#### Document passage

United States District Court, W.D. Wisconsin
Feb 1, 2008
3:07-cv-0601-bbc (W.D. Wis. Feb. 1, 2008)

Opinion

3:07-cv-0601-bbc.

February 1, 2008


OPINION and ORDER


Defendants Newell Rubbermaid Inc., Target Corporation and Wal-Mart Stores Inc. have filed a joint motion to transfer this patent infringement suit to the Western District of North Carolina pursuant to 28 U.S.C. § 1404(a). In a motion to transfer venue, the moving party bears the burden of establishing that the transferee forum is "clearly more convenient." Coffey v. Van Dorn Iron Works, 796 F.2d 217, 219-20 (7th Cir. 1986). Defendants have failed to meet that burden because the interest of justice in a swift resolution of this case outweighs any inconvenience to the parties or witnesses. Accordingly, I will deny defendants' motion to transfer venue.

In deciding whether the moving party has made the necessary showing, the court may rely on the allegations of the complaint and also may receive and weigh affidavits submitted by the parties. Heller Financial, Inc. v. Midwhey Powder Co., Inc., 883 F.2d 1286, 1293-94 (7th Cir. 1989). From plaintiffs' complaint and declarations submitted by the parties regarding defendants' motion to transfer venue, I draw the following facts.

########
#### Items

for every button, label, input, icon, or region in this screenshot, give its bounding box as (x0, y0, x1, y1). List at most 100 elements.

########
#### Items

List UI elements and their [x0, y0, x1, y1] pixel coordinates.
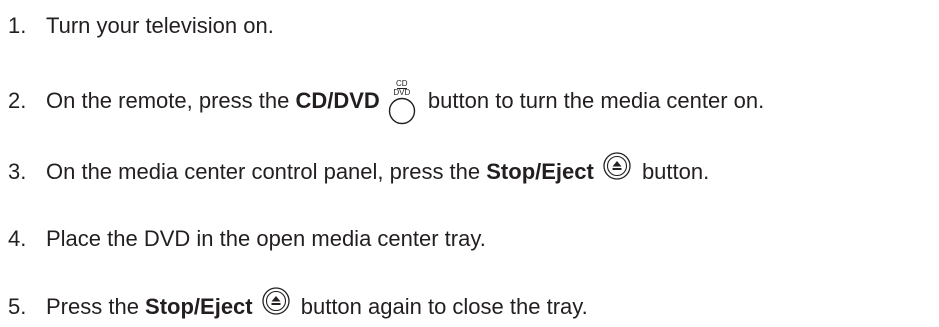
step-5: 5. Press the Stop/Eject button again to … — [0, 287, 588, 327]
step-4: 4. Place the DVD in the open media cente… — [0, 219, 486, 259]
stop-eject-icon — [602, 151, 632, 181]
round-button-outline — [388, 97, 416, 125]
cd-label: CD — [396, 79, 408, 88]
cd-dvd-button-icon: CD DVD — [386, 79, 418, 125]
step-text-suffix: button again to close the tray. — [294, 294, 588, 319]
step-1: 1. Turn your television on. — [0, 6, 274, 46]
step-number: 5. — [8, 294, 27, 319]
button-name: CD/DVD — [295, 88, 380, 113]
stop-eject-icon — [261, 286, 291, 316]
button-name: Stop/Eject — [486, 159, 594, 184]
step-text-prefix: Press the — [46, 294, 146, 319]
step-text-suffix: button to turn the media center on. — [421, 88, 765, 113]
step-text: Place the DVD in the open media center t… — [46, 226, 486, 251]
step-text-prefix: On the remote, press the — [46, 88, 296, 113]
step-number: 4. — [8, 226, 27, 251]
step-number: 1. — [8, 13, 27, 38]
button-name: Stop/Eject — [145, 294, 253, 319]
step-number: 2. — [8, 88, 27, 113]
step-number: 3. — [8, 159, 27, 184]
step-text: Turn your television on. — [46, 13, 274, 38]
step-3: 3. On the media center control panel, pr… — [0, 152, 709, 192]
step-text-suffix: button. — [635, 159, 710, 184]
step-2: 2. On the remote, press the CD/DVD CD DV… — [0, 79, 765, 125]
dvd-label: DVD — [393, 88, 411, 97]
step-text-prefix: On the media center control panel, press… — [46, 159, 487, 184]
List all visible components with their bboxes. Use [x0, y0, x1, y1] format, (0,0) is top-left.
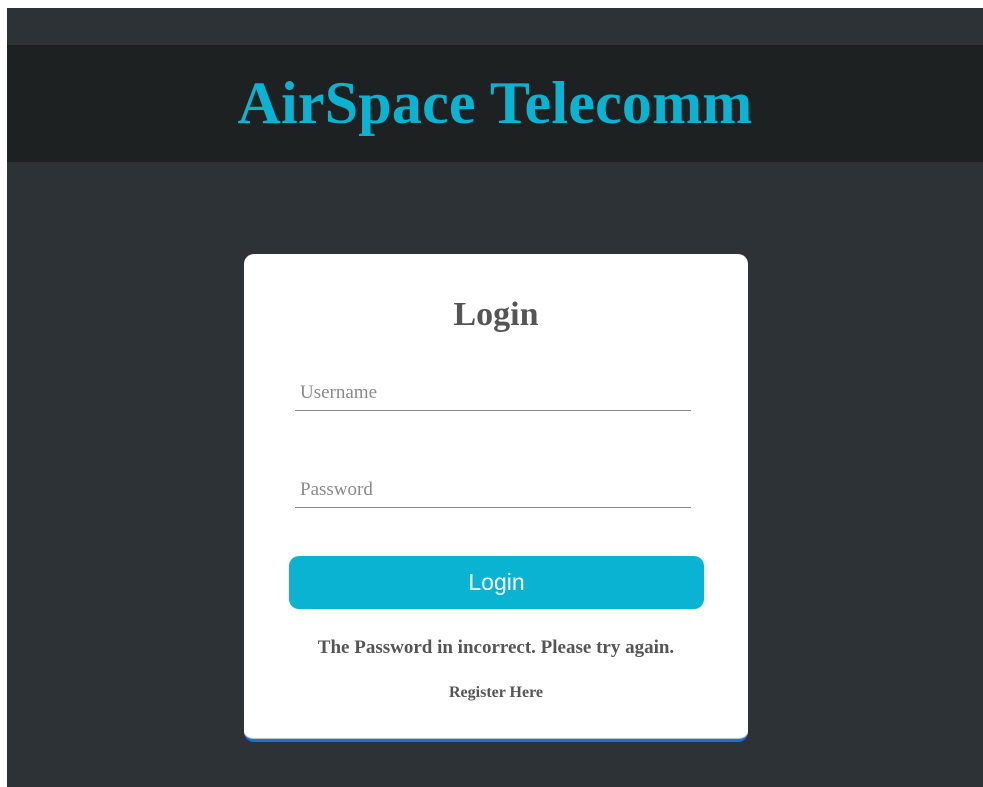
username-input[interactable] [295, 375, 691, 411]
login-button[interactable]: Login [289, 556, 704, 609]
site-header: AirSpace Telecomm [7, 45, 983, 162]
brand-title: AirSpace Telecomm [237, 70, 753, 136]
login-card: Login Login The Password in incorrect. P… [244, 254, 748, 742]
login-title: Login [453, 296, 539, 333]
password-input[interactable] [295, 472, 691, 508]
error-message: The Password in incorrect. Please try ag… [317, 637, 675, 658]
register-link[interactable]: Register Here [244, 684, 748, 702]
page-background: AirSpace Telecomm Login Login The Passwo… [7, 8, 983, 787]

########

# Exercise set
1. Copy the part of the court opinion starting at "3:07-cv-0601-bbc." and ending at "to transfer venue.".
2. List every defendant named in the court opinion.
3. Decide whether each statement agrees with the court opinion, and quote the words that settle it: (a) The defendants ask for the suit to be moved to the Western District of North Carolina. (b) The court grants the motion to transfer venue. (c) The moving party must show that the transferee forum is clearly more convenient.

# The results
1.
3:07-cv-0601-bbc.

February 1, 2008


OPINION and ORDER


Defendants Newell Rubbermaid Inc., Target Corporation and Wal-Mart Stores Inc. have filed a joint motion to transfer this patent infringement suit to the Western District of North Carolina pursuant to 28 U.S.C. § 1404(a). In a motion to transfer venue, the moving party bears the burden of establishing that the transferee forum is "clearly more convenient." Coffey v. Van Dorn Iron Works, 796 F.2d 217, 219-20 (7th Cir. 1986). Defendants have failed to meet that burden because the interest of justice in a swift resolution of this case outweighs any inconvenience to the parties or witnesses. Accordingly, I will deny defendants' motion to transfer venue.

2.
Newell Rubbermaid Inc.
Target Corporation
Wal-Mart Stores Inc.

3.
(a) Yes: "to transfer this patent infringement suit to the Western District of North Carolina"
(b) No: "I will deny defendants' motion to transfer venue."
(c) Yes: "the moving party bears the burden of establishing that the transferee forum is "clearly more convenient.""